Stored items:

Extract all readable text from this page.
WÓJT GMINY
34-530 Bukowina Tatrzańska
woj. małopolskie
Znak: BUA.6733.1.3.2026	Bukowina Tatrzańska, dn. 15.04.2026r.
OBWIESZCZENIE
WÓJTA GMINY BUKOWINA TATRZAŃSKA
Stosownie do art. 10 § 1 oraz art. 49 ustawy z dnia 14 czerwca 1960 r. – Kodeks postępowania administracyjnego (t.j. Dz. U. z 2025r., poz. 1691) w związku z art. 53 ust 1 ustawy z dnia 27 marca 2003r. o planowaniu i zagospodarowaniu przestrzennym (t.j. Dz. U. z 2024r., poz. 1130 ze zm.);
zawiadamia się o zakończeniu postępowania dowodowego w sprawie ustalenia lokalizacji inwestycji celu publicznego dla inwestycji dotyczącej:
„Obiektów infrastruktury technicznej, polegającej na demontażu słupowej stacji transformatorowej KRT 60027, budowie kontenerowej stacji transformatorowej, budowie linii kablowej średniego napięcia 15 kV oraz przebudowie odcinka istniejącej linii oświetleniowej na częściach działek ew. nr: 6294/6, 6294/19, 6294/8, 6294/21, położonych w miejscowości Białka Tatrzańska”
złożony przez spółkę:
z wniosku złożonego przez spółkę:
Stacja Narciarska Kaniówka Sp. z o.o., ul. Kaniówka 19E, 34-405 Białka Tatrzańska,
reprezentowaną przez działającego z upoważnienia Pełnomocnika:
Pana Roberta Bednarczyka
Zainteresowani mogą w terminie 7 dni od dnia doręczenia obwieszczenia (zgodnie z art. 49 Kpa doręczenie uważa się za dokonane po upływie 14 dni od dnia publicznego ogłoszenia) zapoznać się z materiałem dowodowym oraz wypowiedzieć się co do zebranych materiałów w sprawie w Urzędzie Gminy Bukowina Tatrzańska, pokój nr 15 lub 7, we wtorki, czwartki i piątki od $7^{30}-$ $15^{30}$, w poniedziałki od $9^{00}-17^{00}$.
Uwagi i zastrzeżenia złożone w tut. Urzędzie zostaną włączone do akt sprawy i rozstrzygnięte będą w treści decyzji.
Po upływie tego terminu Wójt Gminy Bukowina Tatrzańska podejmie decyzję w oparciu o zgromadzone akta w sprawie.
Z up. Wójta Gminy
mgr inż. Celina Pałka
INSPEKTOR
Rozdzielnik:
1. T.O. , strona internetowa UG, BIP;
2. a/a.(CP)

(Given exercise)
Transcribe every entry word for word.

(Exercise response)
Extract all readable text from this page.
WÓJT GMINY
34-530 Bukowina Tatrzańska
woj. małopolskie
Znak: BUA.6733.1.3.2026	Bukowina Tatrzańska, dn. 15.04.2026r.
OBWIESZCZENIE
WÓJTA GMINY BUKOWINA TATRZAŃSKA
Stosownie do art. 10 § 1 oraz art. 49 ustawy z dnia 14 czerwca 1960 r. – Kodeks postępowania administracyjnego (t.j. Dz. U. z 2025r., poz. 1691) w związku z art. 53 ust 1 ustawy z dnia 27 marca 2003r. o planowaniu i zagospodarowaniu przestrzennym (t.j. Dz. U. z 2024r., poz. 1130 ze zm.);
zawiadamia się o zakończeniu postępowania dowodowego w sprawie ustalenia lokalizacji inwestycji celu publicznego dla inwestycji dotyczącej:
„Obiektów infrastruktury technicznej, polegającej na demontażu słupowej stacji transformatorowej KRT 60027, budowie kontenerowej stacji transformatorowej, budowie linii kablowej średniego napięcia 15 kV oraz przebudowie odcinka istniejącej linii oświetleniowej na częściach działek ew. nr: 6294/6, 6294/19, 6294/8, 6294/21, położonych w miejscowości Białka Tatrzańska”
złożony przez spółkę:
z wniosku złożonego przez spółkę:
Stacja Narciarska Kaniówka Sp. z o.o., ul. Kaniówka 19E, 34-405 Białka Tatrzańska,
reprezentowaną przez działającego z upoważnienia Pełnomocnika:
Pana Roberta Bednarczyka
Zainteresowani mogą w terminie 7 dni od dnia doręczenia obwieszczenia (zgodnie z art. 49 Kpa doręczenie uważa się za dokonane po upływie 14 dni od dnia publicznego ogłoszenia) zapoznać się z materiałem dowodowym oraz wypowiedzieć się co do zebranych materiałów w sprawie w Urzędzie Gminy Bukowina Tatrzańska, pokój nr 15 lub 7, we wtorki, czwartki i piątki od $7^{30}-$ $15^{30}$, w poniedziałki od $9^{00}-17^{00}$.
Uwagi i zastrzeżenia złożone w tut. Urzędzie zostaną włączone do akt sprawy i rozstrzygnięte będą w treści decyzji.
Po upływie tego terminu Wójt Gminy Bukowina Tatrzańska podejmie decyzję w oparciu o zgromadzone akta w sprawie.
Z up. Wójta Gminy
mgr inż. Celina Pałka
INSPEKTOR
Rozdzielnik:
1. T.O. , strona internetowa UG, BIP;
2. a/a.(CP)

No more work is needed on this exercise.